## Listing

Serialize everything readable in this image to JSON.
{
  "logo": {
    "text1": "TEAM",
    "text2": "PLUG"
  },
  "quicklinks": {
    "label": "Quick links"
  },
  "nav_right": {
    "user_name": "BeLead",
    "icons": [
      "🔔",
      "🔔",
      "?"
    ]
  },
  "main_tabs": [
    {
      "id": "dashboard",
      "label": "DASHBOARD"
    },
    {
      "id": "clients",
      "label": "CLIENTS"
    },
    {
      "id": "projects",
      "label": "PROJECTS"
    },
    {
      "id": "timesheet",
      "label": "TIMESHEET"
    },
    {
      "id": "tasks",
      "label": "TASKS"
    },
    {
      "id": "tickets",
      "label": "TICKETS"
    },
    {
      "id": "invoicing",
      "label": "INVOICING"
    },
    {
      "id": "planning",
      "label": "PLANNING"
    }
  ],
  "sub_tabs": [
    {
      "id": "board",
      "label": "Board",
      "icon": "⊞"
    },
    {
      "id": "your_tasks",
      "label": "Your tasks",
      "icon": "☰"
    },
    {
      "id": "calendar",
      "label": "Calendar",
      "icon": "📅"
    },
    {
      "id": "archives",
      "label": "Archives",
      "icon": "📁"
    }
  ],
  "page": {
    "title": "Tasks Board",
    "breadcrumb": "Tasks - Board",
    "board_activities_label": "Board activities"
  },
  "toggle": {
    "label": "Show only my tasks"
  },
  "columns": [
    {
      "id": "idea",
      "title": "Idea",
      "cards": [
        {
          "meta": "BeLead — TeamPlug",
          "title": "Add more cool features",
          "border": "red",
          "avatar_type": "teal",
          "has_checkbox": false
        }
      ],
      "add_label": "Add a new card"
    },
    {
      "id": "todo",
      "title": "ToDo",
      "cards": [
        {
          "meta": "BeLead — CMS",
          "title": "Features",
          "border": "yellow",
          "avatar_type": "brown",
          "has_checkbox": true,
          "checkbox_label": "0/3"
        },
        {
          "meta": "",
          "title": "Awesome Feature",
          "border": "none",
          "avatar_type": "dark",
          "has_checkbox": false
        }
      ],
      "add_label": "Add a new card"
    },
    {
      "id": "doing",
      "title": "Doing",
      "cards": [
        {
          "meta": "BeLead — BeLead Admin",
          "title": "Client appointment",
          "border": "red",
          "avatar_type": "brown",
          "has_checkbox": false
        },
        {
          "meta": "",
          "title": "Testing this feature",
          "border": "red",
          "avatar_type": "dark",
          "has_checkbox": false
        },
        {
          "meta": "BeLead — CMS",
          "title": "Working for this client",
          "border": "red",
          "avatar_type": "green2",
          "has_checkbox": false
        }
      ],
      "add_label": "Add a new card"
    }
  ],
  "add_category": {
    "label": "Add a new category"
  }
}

## Given task
Copy out each record exactly as given, omitting none.

## Response to the task
Serialize everything readable in this image to JSON.
{
  "logo": {
    "text1": "TEAM",
    "text2": "PLUG"
  },
  "quicklinks": {
    "label": "Quick links"
  },
  "nav_right": {
    "user_name": "BeLead",
    "icons": [
      "🔔",
      "🔔",
      "?"
    ]
  },
  "main_tabs": [
    {
      "id": "dashboard",
      "label": "DASHBOARD"
    },
    {
      "id": "clients",
      "label": "CLIENTS"
    },
    {
      "id": "projects",
      "label": "PROJECTS"
    },
    {
      "id": "timesheet",
      "label": "TIMESHEET"
    },
    {
      "id": "tasks",
      "label": "TASKS"
    },
    {
      "id": "tickets",
      "label": "TICKETS"
    },
    {
      "id": "invoicing",
      "label": "INVOICING"
    },
    {
      "id": "planning",
      "label": "PLANNING"
    }
  ],
  "sub_tabs": [
    {
      "id": "board",
      "label": "Board",
      "icon": "⊞"
    },
    {
      "id": "your_tasks",
      "label": "Your tasks",
      "icon": "☰"
    },
    {
      "id": "calendar",
      "label": "Calendar",
      "icon": "📅"
    },
    {
      "id": "archives",
      "label": "Archives",
      "icon": "📁"
    }
  ],
  "page": {
    "title": "Tasks Board",
    "breadcrumb": "Tasks - Board",
    "board_activities_label": "Board activities"
  },
  "toggle": {
    "label": "Show only my tasks"
  },
  "columns": [
    {
      "id": "idea",
      "title": "Idea",
      "cards": [
        {
          "meta": "BeLead — TeamPlug",
          "title": "Add more cool features",
          "border": "red",
          "avatar_type": "teal",
          "has_checkbox": false
        }
      ],
      "add_label": "Add a new card"
    },
    {
      "id": "todo",
      "title": "ToDo",
      "cards": [
        {
          "meta": "BeLead — CMS",
          "title": "Features",
          "border": "yellow",
          "avatar_type": "brown",
          "has_checkbox": true,
          "checkbox_label": "0/3"
        },
        {
          "meta": "",
          "title": "Awesome Feature",
          "border": "none",
          "avatar_type": "dark",
          "has_checkbox": false
        }
      ],
      "add_label": "Add a new card"
    },
    {
      "id": "doing",
      "title": "Doing",
      "cards": [
        {
          "meta": "BeLead — BeLead Admin",
          "title": "Client appointment",
          "border": "red",
          "avatar_type": "brown",
          "has_checkbox": false
        },
        {
          "meta": "",
          "title": "Testing this feature",
          "border": "red",
          "avatar_type": "dark",
          "has_checkbox": false
        },
        {
          "meta": "BeLead — CMS",
          "title": "Working for this client",
          "border": "red",
          "avatar_type": "green2",
          "has_checkbox": false
        }
      ],
      "add_label": "Add a new card"
    }
  ],
  "add_category": {
    "label": "Add a new category"
  }
}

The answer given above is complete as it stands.